Stored data
-.-.-
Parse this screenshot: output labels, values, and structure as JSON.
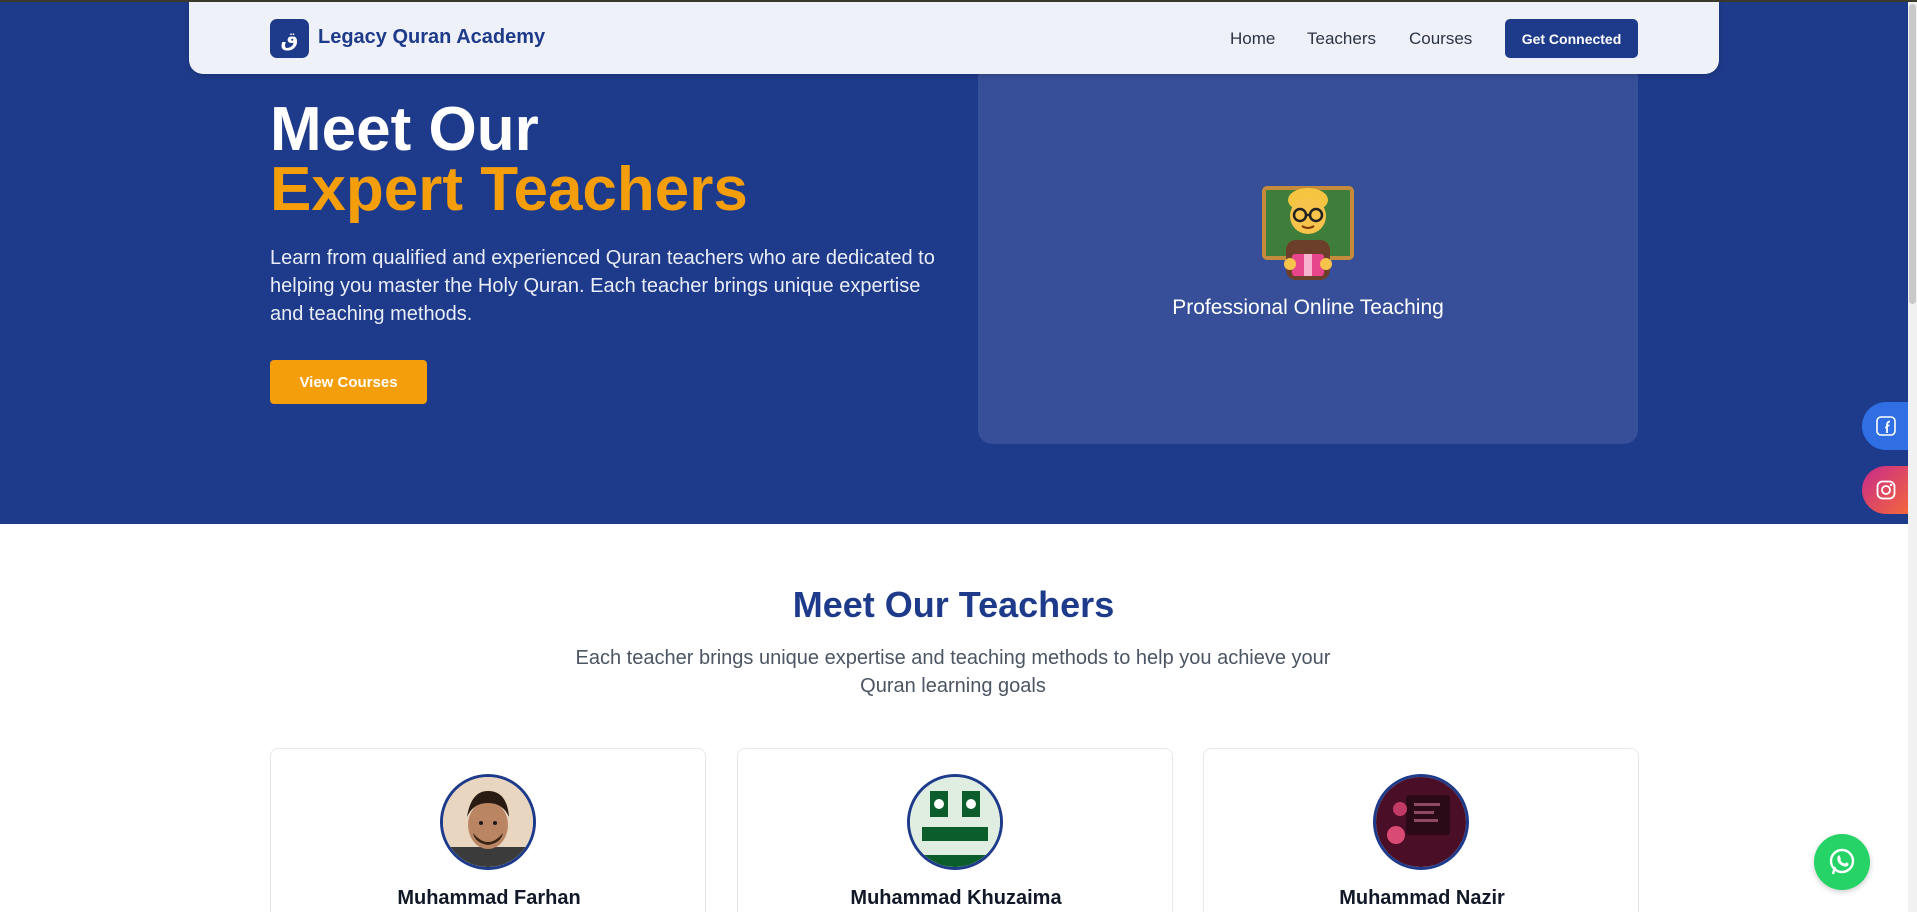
{
  "nav": {
    "logo_glyph": "ق",
    "brand": "Legacy Quran Academy",
    "links": [
      {
        "label": "Home"
      },
      {
        "label": "Teachers"
      },
      {
        "label": "Courses"
      }
    ],
    "cta_label": "Get Connected"
  },
  "hero": {
    "title_line1": "Meet Our",
    "title_line2": "Expert Teachers",
    "description": "Learn from qualified and experienced Quran teachers who are dedicated to helping you master the Holy Quran. Each teacher brings unique expertise and teaching methods.",
    "button_label": "View Courses",
    "card_icon": "teacher-emoji-icon",
    "card_label": "Professional Online Teaching"
  },
  "teachers_section": {
    "title": "Meet Our Teachers",
    "subtitle": "Each teacher brings unique expertise and teaching methods to help you achieve your Quran learning goals",
    "teachers": [
      {
        "name": "Muhammad Farhan"
      },
      {
        "name": "Muhammad Khuzaima"
      },
      {
        "name": "Muhammad Nazir"
      }
    ]
  },
  "social": {
    "facebook_icon": "facebook-icon",
    "instagram_icon": "instagram-icon",
    "whatsapp_icon": "whatsapp-icon"
  },
  "colors": {
    "primary": "#1e3a8a",
    "accent": "#f59e0b",
    "whatsapp": "#25d366"
  }
}
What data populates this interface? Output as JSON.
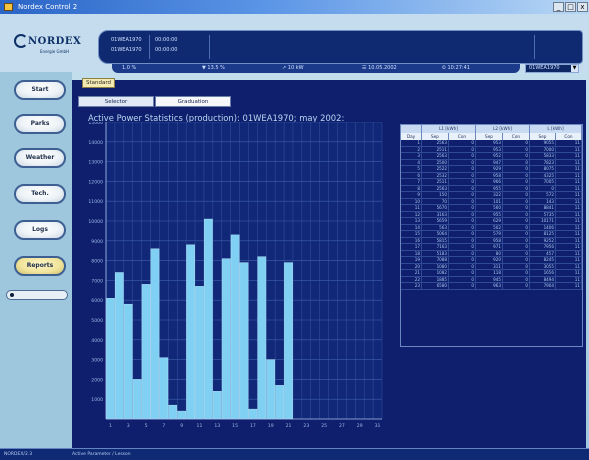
{
  "window": {
    "title": "Nordex Control 2",
    "controls": [
      "_",
      "□",
      "x"
    ]
  },
  "header": {
    "logo_text": "NORDEX",
    "logo_tagline": "Energie GmbH",
    "status_rows": [
      {
        "id": "01WEA1970",
        "value": "00:00:00"
      },
      {
        "id": "01WEA1970",
        "value": "00:00:00"
      }
    ],
    "info_items": [
      "1.0 %",
      "▼ 13.5 %",
      "↗ 10 kW",
      "☰ 10.05.2002",
      "⏲ 10:27:41"
    ],
    "dropdown_value": "01WEA1970"
  },
  "sidebar": {
    "items": [
      {
        "label": "Start"
      },
      {
        "label": "Parks"
      },
      {
        "label": "Weather"
      },
      {
        "label": "Tech."
      },
      {
        "label": "Logs"
      },
      {
        "label": "Reports",
        "active": true
      }
    ]
  },
  "main": {
    "module_tab": "Standard",
    "subtabs": [
      "Selector",
      "Graduation"
    ],
    "chart_title": "Active Power Statistics (production): 01WEA1970; may 2002:"
  },
  "chart_data": {
    "type": "bar",
    "title": "Active Power Statistics (production): 01WEA1970; may 2002:",
    "xlabel": "",
    "ylabel": "",
    "ylim": [
      0,
      15000
    ],
    "y_ticks": [
      "1000",
      "2000",
      "3000",
      "4000",
      "5000",
      "6000",
      "7000",
      "8000",
      "9000",
      "10000",
      "11000",
      "12000",
      "13000",
      "14000",
      "15000"
    ],
    "x_ticks": [
      "1",
      "3",
      "5",
      "7",
      "9",
      "11",
      "13",
      "15",
      "17",
      "19",
      "21",
      "23",
      "25",
      "27",
      "29",
      "31"
    ],
    "categories": [
      "1",
      "2",
      "3",
      "4",
      "5",
      "6",
      "7",
      "8",
      "9",
      "10",
      "11",
      "12",
      "13",
      "14",
      "15",
      "16",
      "17",
      "18",
      "19",
      "20",
      "21",
      "22",
      "23",
      "24",
      "25",
      "26",
      "27",
      "28",
      "29",
      "30",
      "31"
    ],
    "values": [
      6100,
      7400,
      5800,
      2000,
      6800,
      8600,
      3100,
      700,
      400,
      8800,
      6700,
      10100,
      1400,
      8100,
      9300,
      7900,
      500,
      8200,
      3000,
      1700,
      7900,
      0,
      0,
      0,
      0,
      0,
      0,
      0,
      0,
      0,
      0
    ],
    "grid": true
  },
  "table": {
    "group_headers": [
      "L1 [kWh]",
      "L2 [kWh]",
      "L [kWh]"
    ],
    "sub_headers": [
      "Day",
      "Sep",
      "Con",
      "Sep",
      "Con",
      "Sep",
      "Con"
    ],
    "rows": [
      [
        "1",
        "2563",
        "0",
        "953",
        "0",
        "9055",
        "11"
      ],
      [
        "2",
        "2511",
        "0",
        "953",
        "0",
        "7000",
        "11"
      ],
      [
        "3",
        "2563",
        "0",
        "952",
        "0",
        "5833",
        "11"
      ],
      [
        "4",
        "2500",
        "0",
        "947",
        "0",
        "7823",
        "11"
      ],
      [
        "5",
        "2522",
        "0",
        "929",
        "0",
        "8075",
        "11"
      ],
      [
        "6",
        "2532",
        "0",
        "958",
        "0",
        "4325",
        "11"
      ],
      [
        "7",
        "2511",
        "0",
        "966",
        "0",
        "7005",
        "11"
      ],
      [
        "8",
        "2563",
        "0",
        "955",
        "0",
        "0",
        "11"
      ],
      [
        "9",
        "150",
        "0",
        "322",
        "0",
        "572",
        "11"
      ],
      [
        "10",
        "70",
        "0",
        "101",
        "0",
        "143",
        "11"
      ],
      [
        "11",
        "5670",
        "0",
        "560",
        "0",
        "8841",
        "11"
      ],
      [
        "12",
        "3163",
        "0",
        "955",
        "0",
        "5735",
        "11"
      ],
      [
        "13",
        "5659",
        "0",
        "629",
        "0",
        "10171",
        "11"
      ],
      [
        "14",
        "563",
        "0",
        "502",
        "0",
        "1406",
        "11"
      ],
      [
        "15",
        "5064",
        "0",
        "579",
        "0",
        "8125",
        "11"
      ],
      [
        "16",
        "5815",
        "0",
        "958",
        "0",
        "9252",
        "11"
      ],
      [
        "17",
        "7163",
        "0",
        "971",
        "0",
        "7956",
        "11"
      ],
      [
        "18",
        "5183",
        "0",
        "80",
        "0",
        "457",
        "11"
      ],
      [
        "19",
        "7088",
        "0",
        "920",
        "0",
        "8245",
        "11"
      ],
      [
        "20",
        "1080",
        "0",
        "311",
        "0",
        "3055",
        "11"
      ],
      [
        "21",
        "1082",
        "0",
        "118",
        "0",
        "1656",
        "11"
      ],
      [
        "22",
        "1885",
        "0",
        "945",
        "0",
        "8494",
        "11"
      ],
      [
        "23",
        "6580",
        "0",
        "963",
        "0",
        "7904",
        "11"
      ]
    ]
  },
  "statusbar": {
    "left": "NORDEX/2.3",
    "message": "Active Parameter / Lesson"
  }
}
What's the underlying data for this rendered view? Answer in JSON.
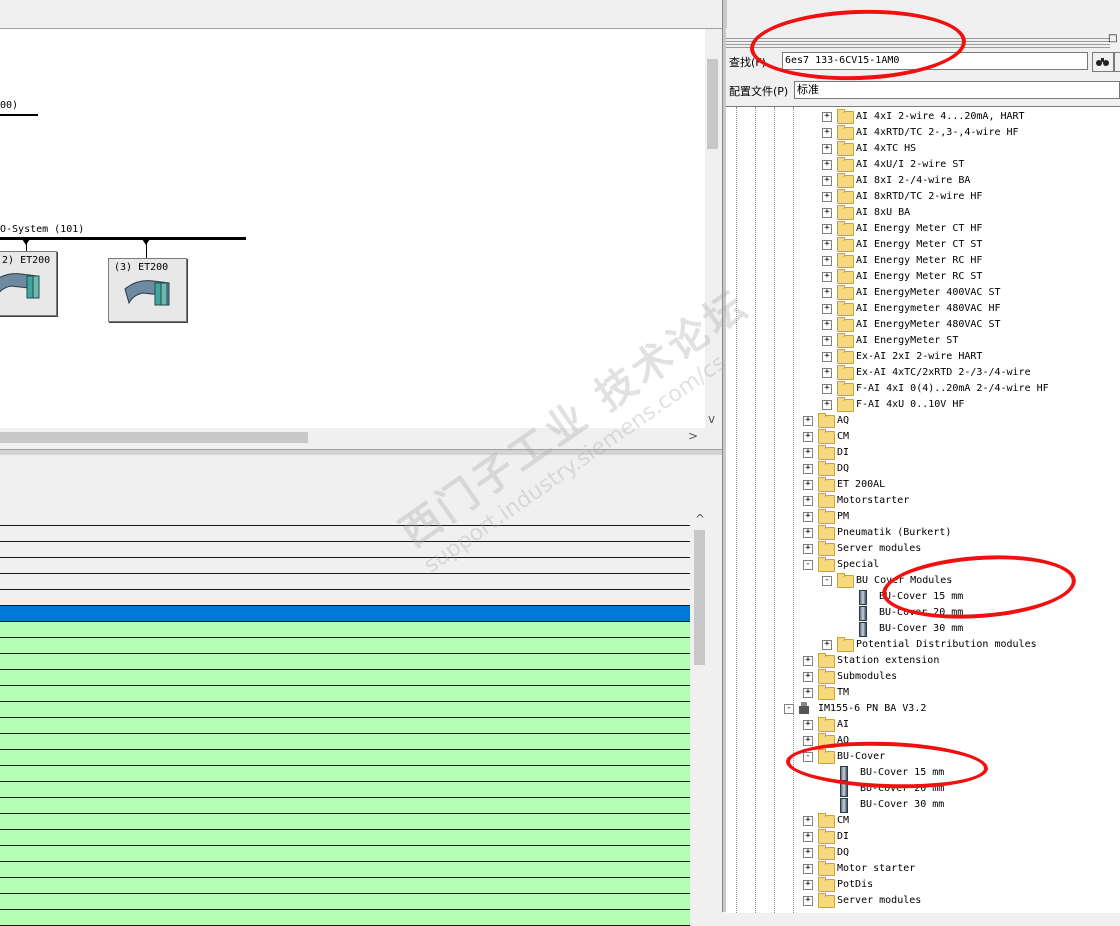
-.-.-
THE EXERCISE = Count how many lines of the material hold the string "this". Give the number and nothing more.

RESPONSE = 3